▸ Page text

=== Section Start ===

AI Breakthrough:Brain Cells Successfully Perform Speech Recognition
In a major AI breakthrough, clusters of human brain cells, known as brain organoids, were linked to a computer in a landmark attempt to accomplish rudimentary speech recognition. Feng Guo of Indiana University Bloomington is in charge of this project, which aims to develop systems that perform artificial intelligence (AI) operations with a lot less energy than conventional silicon chips.
According to Guo, brain organoids are essentially microscopic formations of nerve cells that merge when stem cells undergo specific growth conditions, similar to miniature brains. It takes two to three months to grow these organoids, resulting in structures a few millimeters wide containing up to 100 million nerve cells, though far fewer than the approximately 100 billion cells found in human brains. These organoids are then put on a microelectrode array known as “Brainoware,” which allows electrical impulses to be sent to the organoids as well as nerve cell activity detection.
The organoids were trained to recognize the voice of a single individual from a pool of 240 audio recordings, including eight people uttering Japanese vowel sounds, for the speech recognition challenge. The clips were sent to the organoids as signal sequences structured in spatial patterns.
AI Breakthrough: Brain Cells Successfully Perform Speech Recognition
Initially, the organoids achieved an accuracy rate of 30 to 40%. Their accuracy increased dramatically to 70 to 80 percent after two days of training without feedback. Guo refers to this as adaptive learning, emphasizing that the absence of new nerve cell connections caused by a medication did not result in improvement.

=== Section End ===

Copy out the stretch of the brain organoid text from "The organoids were" through "in spatial patterns.", swapping "Japanese" for "Korean". You can ignore the entries; they play no part here.

▸ Given records
=== Section Start ===

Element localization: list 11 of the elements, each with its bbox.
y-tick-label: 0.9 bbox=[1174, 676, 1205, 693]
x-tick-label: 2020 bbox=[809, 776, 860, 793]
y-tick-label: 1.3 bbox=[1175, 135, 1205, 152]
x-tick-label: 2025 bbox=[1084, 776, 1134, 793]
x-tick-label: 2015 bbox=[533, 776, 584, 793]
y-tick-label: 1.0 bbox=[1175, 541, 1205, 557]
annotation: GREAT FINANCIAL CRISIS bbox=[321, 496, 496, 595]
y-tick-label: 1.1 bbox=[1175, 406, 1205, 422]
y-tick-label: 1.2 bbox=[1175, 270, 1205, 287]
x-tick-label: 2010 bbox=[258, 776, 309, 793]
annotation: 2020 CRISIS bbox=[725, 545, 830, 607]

=== Section End ===

▸ Written solution
The organoids were trained to recognize the voice of a single individual from a pool of 240 audio recordings, including eight people uttering Korean vowel sounds, for the speech recognition challenge. The clips were sent to the organoids as signal sequences structured in spatial patterns.